Select the lines that hold the word "circuit" and copy each one.

Raw data start

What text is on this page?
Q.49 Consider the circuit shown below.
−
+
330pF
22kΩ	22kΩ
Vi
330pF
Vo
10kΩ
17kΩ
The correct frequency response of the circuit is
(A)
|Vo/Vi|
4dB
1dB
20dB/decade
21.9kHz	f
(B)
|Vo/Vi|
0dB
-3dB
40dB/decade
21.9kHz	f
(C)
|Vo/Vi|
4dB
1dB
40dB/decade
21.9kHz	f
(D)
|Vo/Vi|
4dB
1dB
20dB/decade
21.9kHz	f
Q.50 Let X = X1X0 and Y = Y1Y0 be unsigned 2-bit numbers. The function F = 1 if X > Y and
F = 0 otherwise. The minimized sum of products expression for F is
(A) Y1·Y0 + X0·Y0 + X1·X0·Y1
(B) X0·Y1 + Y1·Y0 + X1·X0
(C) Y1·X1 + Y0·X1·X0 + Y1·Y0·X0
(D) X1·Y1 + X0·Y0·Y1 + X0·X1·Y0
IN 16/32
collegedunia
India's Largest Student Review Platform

Raw data end

» Result for this task:
Q.49 Consider the circuit shown below.
The correct frequency response of the circuit is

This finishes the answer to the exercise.